WHAT YOU HAVE TO DO =
Locate each line below that includes "color" and reproduce it.

-- Start GIVEN DATA --

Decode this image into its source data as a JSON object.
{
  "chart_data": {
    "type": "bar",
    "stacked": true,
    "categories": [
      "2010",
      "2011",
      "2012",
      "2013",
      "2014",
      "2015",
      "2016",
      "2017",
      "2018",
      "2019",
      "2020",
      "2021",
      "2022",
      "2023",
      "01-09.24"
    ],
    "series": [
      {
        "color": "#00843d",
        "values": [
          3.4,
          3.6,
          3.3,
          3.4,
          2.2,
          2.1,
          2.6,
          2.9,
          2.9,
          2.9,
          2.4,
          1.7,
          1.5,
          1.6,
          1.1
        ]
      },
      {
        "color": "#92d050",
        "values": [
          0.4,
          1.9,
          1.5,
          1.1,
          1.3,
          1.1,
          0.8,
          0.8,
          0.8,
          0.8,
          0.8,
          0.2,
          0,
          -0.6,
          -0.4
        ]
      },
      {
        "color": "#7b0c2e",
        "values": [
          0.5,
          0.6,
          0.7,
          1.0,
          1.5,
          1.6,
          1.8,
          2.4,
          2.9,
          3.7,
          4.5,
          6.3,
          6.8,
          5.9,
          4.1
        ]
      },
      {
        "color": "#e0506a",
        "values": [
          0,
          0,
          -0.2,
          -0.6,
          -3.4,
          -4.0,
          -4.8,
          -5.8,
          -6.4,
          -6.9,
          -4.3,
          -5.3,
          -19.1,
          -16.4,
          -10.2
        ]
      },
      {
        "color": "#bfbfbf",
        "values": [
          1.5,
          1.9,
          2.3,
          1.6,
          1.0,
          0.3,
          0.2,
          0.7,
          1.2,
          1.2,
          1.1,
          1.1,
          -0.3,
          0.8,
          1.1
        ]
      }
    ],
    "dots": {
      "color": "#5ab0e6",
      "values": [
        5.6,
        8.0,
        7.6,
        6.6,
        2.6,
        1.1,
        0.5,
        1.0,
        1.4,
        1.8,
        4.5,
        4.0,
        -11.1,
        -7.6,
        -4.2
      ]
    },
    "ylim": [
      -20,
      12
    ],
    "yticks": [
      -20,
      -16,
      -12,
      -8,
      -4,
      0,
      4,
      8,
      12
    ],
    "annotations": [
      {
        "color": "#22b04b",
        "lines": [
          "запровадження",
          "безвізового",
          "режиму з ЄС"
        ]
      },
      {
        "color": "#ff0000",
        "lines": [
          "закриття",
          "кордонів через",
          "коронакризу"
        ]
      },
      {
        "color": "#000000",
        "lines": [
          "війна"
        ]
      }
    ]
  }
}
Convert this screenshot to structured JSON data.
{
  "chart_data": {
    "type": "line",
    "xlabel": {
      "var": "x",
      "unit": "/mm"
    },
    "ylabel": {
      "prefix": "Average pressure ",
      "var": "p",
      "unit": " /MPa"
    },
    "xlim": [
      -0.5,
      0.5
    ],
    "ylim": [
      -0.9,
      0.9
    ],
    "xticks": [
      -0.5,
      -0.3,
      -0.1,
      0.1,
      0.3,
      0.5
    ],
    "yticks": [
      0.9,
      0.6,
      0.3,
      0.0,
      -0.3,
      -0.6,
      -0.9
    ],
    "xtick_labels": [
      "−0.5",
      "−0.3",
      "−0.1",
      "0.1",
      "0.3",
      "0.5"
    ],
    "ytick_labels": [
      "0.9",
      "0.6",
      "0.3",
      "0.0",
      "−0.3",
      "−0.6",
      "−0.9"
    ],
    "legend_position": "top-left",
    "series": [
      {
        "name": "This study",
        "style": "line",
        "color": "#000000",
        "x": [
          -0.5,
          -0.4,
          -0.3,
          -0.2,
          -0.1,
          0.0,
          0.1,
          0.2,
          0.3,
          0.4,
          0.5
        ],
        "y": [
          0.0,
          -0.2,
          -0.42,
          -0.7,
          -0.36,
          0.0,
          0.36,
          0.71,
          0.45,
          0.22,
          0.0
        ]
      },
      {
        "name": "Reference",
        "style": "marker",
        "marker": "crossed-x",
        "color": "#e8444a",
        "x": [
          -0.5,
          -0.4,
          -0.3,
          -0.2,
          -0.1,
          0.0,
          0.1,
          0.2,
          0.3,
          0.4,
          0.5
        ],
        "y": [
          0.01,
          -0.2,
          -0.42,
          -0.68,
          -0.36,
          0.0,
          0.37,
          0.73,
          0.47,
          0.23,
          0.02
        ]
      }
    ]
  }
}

-- End GIVEN DATA --

ANSWER BELOW =
        "color": "#00843d",
        "color": "#92d050",
        "color": "#7b0c2e",
        "color": "#e0506a",
        "color": "#bfbfbf",
      "color": "#5ab0e6",
        "color": "#22b04b",
        "color": "#ff0000",
        "color": "#000000",
        "color": "#000000",
        "color": "#e8444a",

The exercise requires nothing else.